Records follow. Select each line holding "Total".

[[ PROVIDED ENTRIES open ]]

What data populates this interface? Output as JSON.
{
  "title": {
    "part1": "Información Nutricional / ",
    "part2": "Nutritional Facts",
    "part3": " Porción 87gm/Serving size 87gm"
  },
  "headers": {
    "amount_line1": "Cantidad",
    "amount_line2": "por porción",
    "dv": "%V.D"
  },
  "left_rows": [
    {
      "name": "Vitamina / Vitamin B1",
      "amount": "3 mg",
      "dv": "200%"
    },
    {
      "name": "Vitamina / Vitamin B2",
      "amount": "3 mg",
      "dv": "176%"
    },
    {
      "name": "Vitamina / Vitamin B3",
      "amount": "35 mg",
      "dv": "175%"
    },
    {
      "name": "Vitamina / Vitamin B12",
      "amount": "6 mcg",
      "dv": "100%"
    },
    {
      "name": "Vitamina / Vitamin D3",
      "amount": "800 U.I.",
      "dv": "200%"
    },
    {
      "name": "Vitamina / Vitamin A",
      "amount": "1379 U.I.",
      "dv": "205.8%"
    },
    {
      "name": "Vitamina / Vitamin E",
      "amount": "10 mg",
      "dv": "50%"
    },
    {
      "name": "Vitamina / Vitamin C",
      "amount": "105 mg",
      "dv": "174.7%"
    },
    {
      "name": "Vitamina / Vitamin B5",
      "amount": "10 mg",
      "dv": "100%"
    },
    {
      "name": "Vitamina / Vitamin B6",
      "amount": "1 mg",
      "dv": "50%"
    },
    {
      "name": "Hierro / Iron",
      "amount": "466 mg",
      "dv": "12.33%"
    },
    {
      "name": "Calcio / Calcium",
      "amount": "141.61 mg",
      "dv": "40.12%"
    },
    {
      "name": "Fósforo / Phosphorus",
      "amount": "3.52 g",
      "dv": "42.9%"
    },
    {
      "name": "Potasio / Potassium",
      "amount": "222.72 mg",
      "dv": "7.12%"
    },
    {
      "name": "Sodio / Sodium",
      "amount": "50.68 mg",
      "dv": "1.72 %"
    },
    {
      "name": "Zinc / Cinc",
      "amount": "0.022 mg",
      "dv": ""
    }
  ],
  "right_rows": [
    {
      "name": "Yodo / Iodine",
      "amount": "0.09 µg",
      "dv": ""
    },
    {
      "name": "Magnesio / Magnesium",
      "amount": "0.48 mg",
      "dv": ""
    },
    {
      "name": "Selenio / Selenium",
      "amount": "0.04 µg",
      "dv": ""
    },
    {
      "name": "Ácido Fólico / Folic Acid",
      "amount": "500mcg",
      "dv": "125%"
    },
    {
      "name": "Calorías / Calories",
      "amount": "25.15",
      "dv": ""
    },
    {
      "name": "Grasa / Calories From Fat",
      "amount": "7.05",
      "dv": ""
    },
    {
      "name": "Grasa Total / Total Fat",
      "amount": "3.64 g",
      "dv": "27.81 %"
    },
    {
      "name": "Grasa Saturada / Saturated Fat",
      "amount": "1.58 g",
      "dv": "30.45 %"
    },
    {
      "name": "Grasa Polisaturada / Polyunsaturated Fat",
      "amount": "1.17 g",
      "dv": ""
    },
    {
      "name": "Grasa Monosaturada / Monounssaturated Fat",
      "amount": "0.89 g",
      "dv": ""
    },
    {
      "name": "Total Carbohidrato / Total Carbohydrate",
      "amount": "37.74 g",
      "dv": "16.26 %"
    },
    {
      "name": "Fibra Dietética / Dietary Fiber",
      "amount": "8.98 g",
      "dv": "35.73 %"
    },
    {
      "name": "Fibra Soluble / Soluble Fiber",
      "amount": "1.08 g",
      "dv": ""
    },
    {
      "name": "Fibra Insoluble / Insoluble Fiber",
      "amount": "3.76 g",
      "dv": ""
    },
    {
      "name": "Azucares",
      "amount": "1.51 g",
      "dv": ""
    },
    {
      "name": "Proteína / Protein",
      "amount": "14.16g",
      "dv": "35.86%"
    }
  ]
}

[[ PROVIDED ENTRIES closed ]]

ANSWER BOX:
      "name": "Grasa Total / Total Fat",
      "name": "Total Carbohidrato / Total Carbohydrate",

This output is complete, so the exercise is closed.